--- START Data for processing ---
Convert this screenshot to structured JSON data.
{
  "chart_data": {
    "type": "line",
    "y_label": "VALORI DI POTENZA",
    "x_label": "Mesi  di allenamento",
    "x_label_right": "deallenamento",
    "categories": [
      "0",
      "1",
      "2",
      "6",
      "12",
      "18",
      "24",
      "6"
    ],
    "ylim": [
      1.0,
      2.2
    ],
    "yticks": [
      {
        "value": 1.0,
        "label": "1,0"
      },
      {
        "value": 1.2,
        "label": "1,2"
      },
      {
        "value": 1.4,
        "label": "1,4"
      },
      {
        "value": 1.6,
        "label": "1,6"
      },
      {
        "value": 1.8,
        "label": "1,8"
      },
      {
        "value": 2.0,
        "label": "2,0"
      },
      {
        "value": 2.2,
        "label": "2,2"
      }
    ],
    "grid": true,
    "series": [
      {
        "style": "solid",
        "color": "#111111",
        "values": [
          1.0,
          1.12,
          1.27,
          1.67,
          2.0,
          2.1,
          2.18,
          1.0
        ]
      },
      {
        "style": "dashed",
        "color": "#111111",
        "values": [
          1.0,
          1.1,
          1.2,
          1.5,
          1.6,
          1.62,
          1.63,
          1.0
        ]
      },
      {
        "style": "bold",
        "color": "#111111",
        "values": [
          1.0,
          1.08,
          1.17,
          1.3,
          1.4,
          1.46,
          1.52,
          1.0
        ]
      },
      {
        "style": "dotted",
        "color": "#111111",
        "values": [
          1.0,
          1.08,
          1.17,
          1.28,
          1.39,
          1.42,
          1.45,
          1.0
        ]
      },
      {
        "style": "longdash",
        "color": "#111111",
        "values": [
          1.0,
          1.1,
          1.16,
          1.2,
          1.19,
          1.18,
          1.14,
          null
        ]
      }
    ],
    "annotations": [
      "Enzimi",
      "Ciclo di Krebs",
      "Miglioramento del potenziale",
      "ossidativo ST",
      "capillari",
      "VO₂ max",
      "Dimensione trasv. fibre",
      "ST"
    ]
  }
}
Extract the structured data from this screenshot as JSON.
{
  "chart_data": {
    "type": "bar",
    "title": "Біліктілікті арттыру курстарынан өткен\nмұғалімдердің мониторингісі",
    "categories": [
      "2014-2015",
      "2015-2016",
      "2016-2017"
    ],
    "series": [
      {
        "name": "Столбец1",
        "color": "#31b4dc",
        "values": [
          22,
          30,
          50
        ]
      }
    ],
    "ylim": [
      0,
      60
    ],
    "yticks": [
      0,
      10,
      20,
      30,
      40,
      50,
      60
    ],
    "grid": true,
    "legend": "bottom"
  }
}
--- END Data for processing ---
**Task objective**
From the records above, extract every entry exactly as given.

**Complete response**
Convert this screenshot to structured JSON data.
{
  "chart_data": {
    "type": "line",
    "y_label": "VALORI DI POTENZA",
    "x_label": "Mesi  di allenamento",
    "x_label_right": "deallenamento",
    "categories": [
      "0",
      "1",
      "2",
      "6",
      "12",
      "18",
      "24",
      "6"
    ],
    "ylim": [
      1.0,
      2.2
    ],
    "yticks": [
      {
        "value": 1.0,
        "label": "1,0"
      },
      {
        "value": 1.2,
        "label": "1,2"
      },
      {
        "value": 1.4,
        "label": "1,4"
      },
      {
        "value": 1.6,
        "label": "1,6"
      },
      {
        "value": 1.8,
        "label": "1,8"
      },
      {
        "value": 2.0,
        "label": "2,0"
      },
      {
        "value": 2.2,
        "label": "2,2"
      }
    ],
    "grid": true,
    "series": [
      {
        "style": "solid",
        "color": "#111111",
        "values": [
          1.0,
          1.12,
          1.27,
          1.67,
          2.0,
          2.1,
          2.18,
          1.0
        ]
      },
      {
        "style": "dashed",
        "color": "#111111",
        "values": [
          1.0,
          1.1,
          1.2,
          1.5,
          1.6,
          1.62,
          1.63,
          1.0
        ]
      },
      {
        "style": "bold",
        "color": "#111111",
        "values": [
          1.0,
          1.08,
          1.17,
          1.3,
          1.4,
          1.46,
          1.52,
          1.0
        ]
      },
      {
        "style": "dotted",
        "color": "#111111",
        "values": [
          1.0,
          1.08,
          1.17,
          1.28,
          1.39,
          1.42,
          1.45,
          1.0
        ]
      },
      {
        "style": "longdash",
        "color": "#111111",
        "values": [
          1.0,
          1.1,
          1.16,
          1.2,
          1.19,
          1.18,
          1.14,
          null
        ]
      }
    ],
    "annotations": [
      "Enzimi",
      "Ciclo di Krebs",
      "Miglioramento del potenziale",
      "ossidativo ST",
      "capillari",
      "VO₂ max",
      "Dimensione trasv. fibre",
      "ST"
    ]
  }
}
Extract the structured data from this screenshot as JSON.
{
  "chart_data": {
    "type": "bar",
    "title": "Біліктілікті арттыру курстарынан өткен\nмұғалімдердің мониторингісі",
    "categories": [
      "2014-2015",
      "2015-2016",
      "2016-2017"
    ],
    "series": [
      {
        "name": "Столбец1",
        "color": "#31b4dc",
        "values": [
          22,
          30,
          50
        ]
      }
    ],
    "ylim": [
      0,
      60
    ],
    "yticks": [
      0,
      10,
      20,
      30,
      40,
      50,
      60
    ],
    "grid": true,
    "legend": "bottom"
  }
}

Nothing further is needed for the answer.